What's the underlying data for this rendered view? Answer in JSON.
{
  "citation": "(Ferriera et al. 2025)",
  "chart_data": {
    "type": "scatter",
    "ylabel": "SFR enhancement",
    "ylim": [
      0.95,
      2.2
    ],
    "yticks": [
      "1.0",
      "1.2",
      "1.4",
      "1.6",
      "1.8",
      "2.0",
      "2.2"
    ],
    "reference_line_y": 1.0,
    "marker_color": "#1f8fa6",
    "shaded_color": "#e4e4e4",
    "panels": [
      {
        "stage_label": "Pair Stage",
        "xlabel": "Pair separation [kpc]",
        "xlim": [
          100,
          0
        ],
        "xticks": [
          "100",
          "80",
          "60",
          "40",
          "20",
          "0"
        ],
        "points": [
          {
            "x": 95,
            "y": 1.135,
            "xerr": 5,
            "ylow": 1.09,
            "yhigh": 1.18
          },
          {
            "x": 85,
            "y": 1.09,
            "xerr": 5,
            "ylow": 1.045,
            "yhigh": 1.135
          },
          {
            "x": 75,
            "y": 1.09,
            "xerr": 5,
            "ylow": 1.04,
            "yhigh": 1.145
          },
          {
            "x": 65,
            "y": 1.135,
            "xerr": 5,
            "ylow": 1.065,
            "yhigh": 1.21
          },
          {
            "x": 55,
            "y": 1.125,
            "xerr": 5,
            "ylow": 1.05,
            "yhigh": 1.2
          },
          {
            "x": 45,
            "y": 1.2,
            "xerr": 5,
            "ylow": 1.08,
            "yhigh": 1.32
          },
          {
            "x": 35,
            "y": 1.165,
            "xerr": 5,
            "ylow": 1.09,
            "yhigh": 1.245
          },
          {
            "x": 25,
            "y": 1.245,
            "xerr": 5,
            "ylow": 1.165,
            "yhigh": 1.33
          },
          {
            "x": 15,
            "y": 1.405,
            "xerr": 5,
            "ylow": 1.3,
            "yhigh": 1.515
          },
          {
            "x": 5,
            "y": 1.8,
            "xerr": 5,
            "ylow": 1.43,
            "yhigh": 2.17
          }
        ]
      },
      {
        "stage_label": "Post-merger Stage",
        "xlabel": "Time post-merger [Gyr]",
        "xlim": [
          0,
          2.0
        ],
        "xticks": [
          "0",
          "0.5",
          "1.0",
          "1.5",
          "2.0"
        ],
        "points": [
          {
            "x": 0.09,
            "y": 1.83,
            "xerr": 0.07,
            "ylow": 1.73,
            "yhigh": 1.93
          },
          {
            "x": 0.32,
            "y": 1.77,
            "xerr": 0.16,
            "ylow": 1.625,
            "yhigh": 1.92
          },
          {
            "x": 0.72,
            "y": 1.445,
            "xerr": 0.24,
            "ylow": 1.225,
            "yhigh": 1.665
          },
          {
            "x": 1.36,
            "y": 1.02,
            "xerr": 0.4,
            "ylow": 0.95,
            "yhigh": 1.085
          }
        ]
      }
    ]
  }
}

════════════════════

## Description of the task
Report how many lines of the listing hold the string "xlabel", giving only the number.

## Answer to this task
2